Requirement:
What is needed here is an exact copy of every entry.

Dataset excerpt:
···
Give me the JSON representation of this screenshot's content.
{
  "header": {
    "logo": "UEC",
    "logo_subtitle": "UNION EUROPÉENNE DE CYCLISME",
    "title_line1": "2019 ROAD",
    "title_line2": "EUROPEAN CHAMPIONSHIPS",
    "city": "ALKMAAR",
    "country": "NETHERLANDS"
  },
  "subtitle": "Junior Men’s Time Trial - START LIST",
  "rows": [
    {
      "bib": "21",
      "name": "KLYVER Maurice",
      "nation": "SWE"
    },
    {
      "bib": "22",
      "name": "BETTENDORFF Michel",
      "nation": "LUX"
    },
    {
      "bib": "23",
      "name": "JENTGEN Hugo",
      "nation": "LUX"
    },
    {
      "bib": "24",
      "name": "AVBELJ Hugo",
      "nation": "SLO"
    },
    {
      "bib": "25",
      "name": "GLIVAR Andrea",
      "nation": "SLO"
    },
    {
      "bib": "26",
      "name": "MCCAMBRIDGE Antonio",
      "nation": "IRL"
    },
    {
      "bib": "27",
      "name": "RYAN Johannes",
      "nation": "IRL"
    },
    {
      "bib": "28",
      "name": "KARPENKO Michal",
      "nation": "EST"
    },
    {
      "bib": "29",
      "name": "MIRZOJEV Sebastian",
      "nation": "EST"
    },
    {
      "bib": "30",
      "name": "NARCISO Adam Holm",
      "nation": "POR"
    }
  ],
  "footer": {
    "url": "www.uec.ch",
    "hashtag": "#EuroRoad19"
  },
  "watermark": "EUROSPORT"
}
···
Exercise solution:
Give me the JSON representation of this screenshot's content.
{
  "header": {
    "logo": "UEC",
    "logo_subtitle": "UNION EUROPÉENNE DE CYCLISME",
    "title_line1": "2019 ROAD",
    "title_line2": "EUROPEAN CHAMPIONSHIPS",
    "city": "ALKMAAR",
    "country": "NETHERLANDS"
  },
  "subtitle": "Junior Men’s Time Trial - START LIST",
  "rows": [
    {
      "bib": "21",
      "name": "KLYVER Maurice",
      "nation": "SWE"
    },
    {
      "bib": "22",
      "name": "BETTENDORFF Michel",
      "nation": "LUX"
    },
    {
      "bib": "23",
      "name": "JENTGEN Hugo",
      "nation": "LUX"
    },
    {
      "bib": "24",
      "name": "AVBELJ Hugo",
      "nation": "SLO"
    },
    {
      "bib": "25",
      "name": "GLIVAR Andrea",
      "nation": "SLO"
    },
    {
      "bib": "26",
      "name": "MCCAMBRIDGE Antonio",
      "nation": "IRL"
    },
    {
      "bib": "27",
      "name": "RYAN Johannes",
      "nation": "IRL"
    },
    {
      "bib": "28",
      "name": "KARPENKO Michal",
      "nation": "EST"
    },
    {
      "bib": "29",
      "name": "MIRZOJEV Sebastian",
      "nation": "EST"
    },
    {
      "bib": "30",
      "name": "NARCISO Adam Holm",
      "nation": "POR"
    }
  ],
  "footer": {
    "url": "www.uec.ch",
    "hashtag": "#EuroRoad19"
  },
  "watermark": "EUROSPORT"
}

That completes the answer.